## Exercise instructions
From the entries below, gather each line containing the word "title".

## Task material
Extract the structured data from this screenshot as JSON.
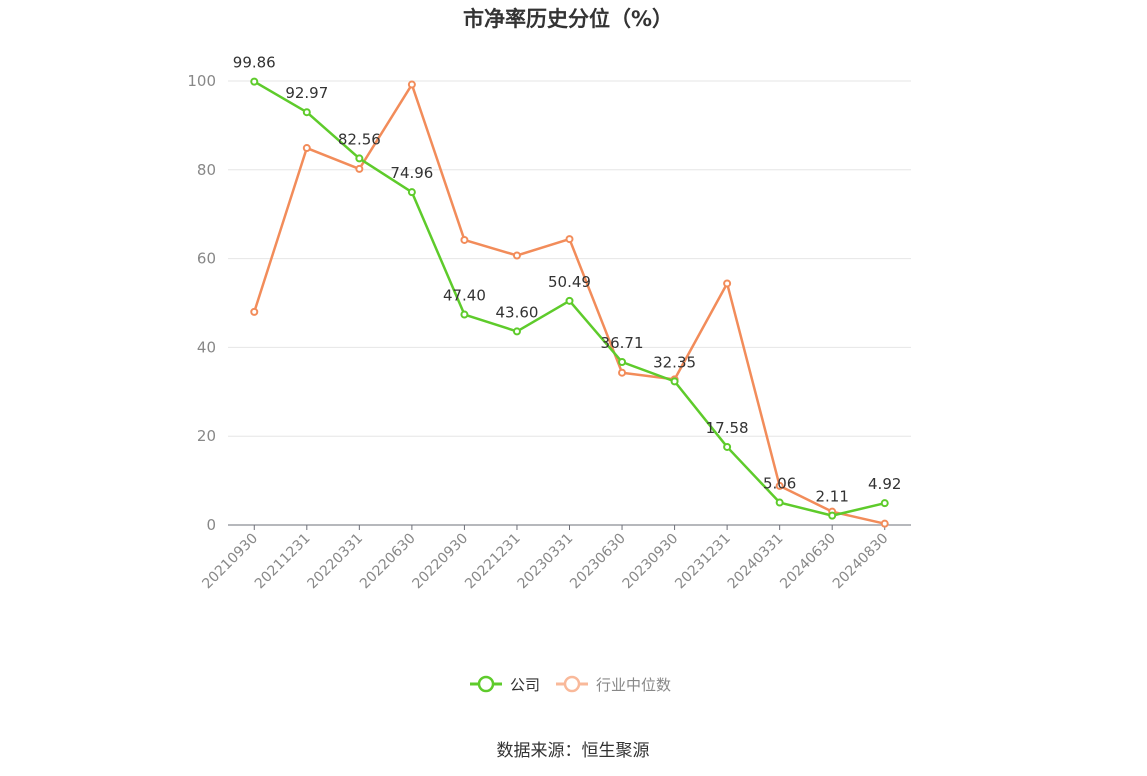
{
  "chart_data": {
    "type": "line",
    "title": "市净率历史分位（%）",
    "categories": [
      "20210930",
      "20211231",
      "20220331",
      "20220630",
      "20220930",
      "20221231",
      "20230331",
      "20230630",
      "20230930",
      "20231231",
      "20240331",
      "20240630",
      "20240830"
    ],
    "ylim": [
      0,
      100
    ],
    "yticks": [
      "0",
      "20",
      "40",
      "60",
      "80",
      "100"
    ],
    "series": [
      {
        "name": "公司",
        "color": "#5ecb2b",
        "values": [
          99.86,
          92.97,
          82.56,
          74.96,
          47.4,
          43.6,
          50.49,
          36.71,
          32.35,
          17.58,
          5.06,
          2.11,
          4.92
        ],
        "labels": [
          "99.86",
          "92.97",
          "82.56",
          "74.96",
          "47.40",
          "43.60",
          "50.49",
          "36.71",
          "32.35",
          "17.58",
          "5.06",
          "2.11",
          "4.92"
        ]
      },
      {
        "name": "行业中位数",
        "color": "#f28c5a",
        "values": [
          48.0,
          84.9,
          80.2,
          99.2,
          64.2,
          60.7,
          64.4,
          34.3,
          32.8,
          54.4,
          8.8,
          3.0,
          0.3
        ]
      }
    ],
    "legend_position": "bottom",
    "grid": true,
    "source": "数据来源：恒生聚源"
  }
}
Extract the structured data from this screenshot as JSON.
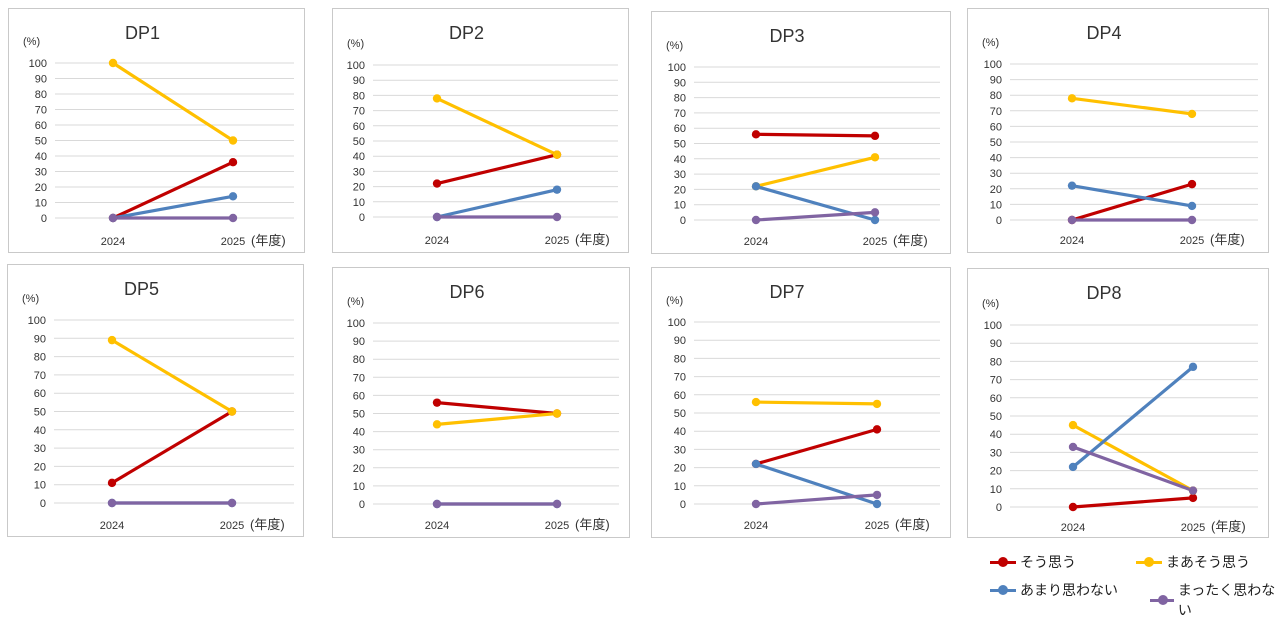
{
  "colors": {
    "sou_omou": "#c00000",
    "maa_sou_omou": "#ffc000",
    "amari_omowanai": "#4f81bd",
    "mattaku_omowanai": "#8064a2"
  },
  "chart_data": [
    {
      "type": "line",
      "title": "DP1",
      "y_unit": "(%)",
      "x_unit": "(年度)",
      "categories": [
        "2024",
        "2025"
      ],
      "yticks": [
        "0",
        "10",
        "20",
        "30",
        "40",
        "50",
        "60",
        "70",
        "80",
        "90",
        "100"
      ],
      "ylim": [
        0,
        100
      ],
      "series": [
        {
          "name": "そう思う",
          "values": [
            0,
            36
          ]
        },
        {
          "name": "まあそう思う",
          "values": [
            100,
            50
          ]
        },
        {
          "name": "あまり思わない",
          "values": [
            0,
            14
          ]
        },
        {
          "name": "まったく思わない",
          "values": [
            0,
            0
          ]
        }
      ]
    },
    {
      "type": "line",
      "title": "DP2",
      "y_unit": "(%)",
      "x_unit": "(年度)",
      "categories": [
        "2024",
        "2025"
      ],
      "yticks": [
        "0",
        "10",
        "20",
        "30",
        "40",
        "50",
        "60",
        "70",
        "80",
        "90",
        "100"
      ],
      "ylim": [
        0,
        100
      ],
      "series": [
        {
          "name": "そう思う",
          "values": [
            22,
            41
          ]
        },
        {
          "name": "まあそう思う",
          "values": [
            78,
            41
          ]
        },
        {
          "name": "あまり思わない",
          "values": [
            0,
            18
          ]
        },
        {
          "name": "まったく思わない",
          "values": [
            0,
            0
          ]
        }
      ]
    },
    {
      "type": "line",
      "title": "DP3",
      "y_unit": "(%)",
      "x_unit": "(年度)",
      "categories": [
        "2024",
        "2025"
      ],
      "yticks": [
        "0",
        "10",
        "20",
        "30",
        "40",
        "50",
        "60",
        "70",
        "80",
        "90",
        "100"
      ],
      "ylim": [
        0,
        100
      ],
      "series": [
        {
          "name": "そう思う",
          "values": [
            56,
            55
          ]
        },
        {
          "name": "まあそう思う",
          "values": [
            22,
            41
          ]
        },
        {
          "name": "あまり思わない",
          "values": [
            22,
            0
          ]
        },
        {
          "name": "まったく思わない",
          "values": [
            0,
            5
          ]
        }
      ]
    },
    {
      "type": "line",
      "title": "DP4",
      "y_unit": "(%)",
      "x_unit": "(年度)",
      "categories": [
        "2024",
        "2025"
      ],
      "yticks": [
        "0",
        "10",
        "20",
        "30",
        "40",
        "50",
        "60",
        "70",
        "80",
        "90",
        "100"
      ],
      "ylim": [
        0,
        100
      ],
      "series": [
        {
          "name": "そう思う",
          "values": [
            0,
            23
          ]
        },
        {
          "name": "まあそう思う",
          "values": [
            78,
            68
          ]
        },
        {
          "name": "あまり思わない",
          "values": [
            22,
            9
          ]
        },
        {
          "name": "まったく思わない",
          "values": [
            0,
            0
          ]
        }
      ]
    },
    {
      "type": "line",
      "title": "DP5",
      "y_unit": "(%)",
      "x_unit": "(年度)",
      "categories": [
        "2024",
        "2025"
      ],
      "yticks": [
        "0",
        "10",
        "20",
        "30",
        "40",
        "50",
        "60",
        "70",
        "80",
        "90",
        "100"
      ],
      "ylim": [
        0,
        100
      ],
      "series": [
        {
          "name": "そう思う",
          "values": [
            11,
            50
          ]
        },
        {
          "name": "まあそう思う",
          "values": [
            89,
            50
          ]
        },
        {
          "name": "あまり思わない",
          "values": [
            0,
            0
          ]
        },
        {
          "name": "まったく思わない",
          "values": [
            0,
            0
          ]
        }
      ]
    },
    {
      "type": "line",
      "title": "DP6",
      "y_unit": "(%)",
      "x_unit": "(年度)",
      "categories": [
        "2024",
        "2025"
      ],
      "yticks": [
        "0",
        "10",
        "20",
        "30",
        "40",
        "50",
        "60",
        "70",
        "80",
        "90",
        "100"
      ],
      "ylim": [
        0,
        100
      ],
      "series": [
        {
          "name": "そう思う",
          "values": [
            56,
            50
          ]
        },
        {
          "name": "まあそう思う",
          "values": [
            44,
            50
          ]
        },
        {
          "name": "あまり思わない",
          "values": [
            0,
            0
          ]
        },
        {
          "name": "まったく思わない",
          "values": [
            0,
            0
          ]
        }
      ]
    },
    {
      "type": "line",
      "title": "DP7",
      "y_unit": "(%)",
      "x_unit": "(年度)",
      "categories": [
        "2024",
        "2025"
      ],
      "yticks": [
        "0",
        "10",
        "20",
        "30",
        "40",
        "50",
        "60",
        "70",
        "80",
        "90",
        "100"
      ],
      "ylim": [
        0,
        100
      ],
      "series": [
        {
          "name": "そう思う",
          "values": [
            22,
            41
          ]
        },
        {
          "name": "まあそう思う",
          "values": [
            56,
            55
          ]
        },
        {
          "name": "あまり思わない",
          "values": [
            22,
            0
          ]
        },
        {
          "name": "まったく思わない",
          "values": [
            0,
            5
          ]
        }
      ]
    },
    {
      "type": "line",
      "title": "DP8",
      "y_unit": "(%)",
      "x_unit": "(年度)",
      "categories": [
        "2024",
        "2025"
      ],
      "yticks": [
        "0",
        "10",
        "20",
        "30",
        "40",
        "50",
        "60",
        "70",
        "80",
        "90",
        "100"
      ],
      "ylim": [
        0,
        100
      ],
      "series": [
        {
          "name": "そう思う",
          "values": [
            0,
            5
          ]
        },
        {
          "name": "まあそう思う",
          "values": [
            45,
            9
          ]
        },
        {
          "name": "あまり思わない",
          "values": [
            22,
            77
          ]
        },
        {
          "name": "まったく思わない",
          "values": [
            33,
            9
          ]
        }
      ]
    }
  ],
  "legend": {
    "items": [
      {
        "label": "そう思う",
        "color": "#c00000"
      },
      {
        "label": "まあそう思う",
        "color": "#ffc000"
      },
      {
        "label": "あまり思わない",
        "color": "#4f81bd"
      },
      {
        "label": "まったく思わない",
        "color": "#8064a2"
      }
    ]
  }
}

## Output of the task
    "title": "市净率历史分位（%）",
      "title": "DP1",
      "title": "DP2",
      "title": "DP3",
      "title": "DP4",
      "title": "DP5",
      "title": "DP6",
      "title": "DP7",
      "title": "DP8",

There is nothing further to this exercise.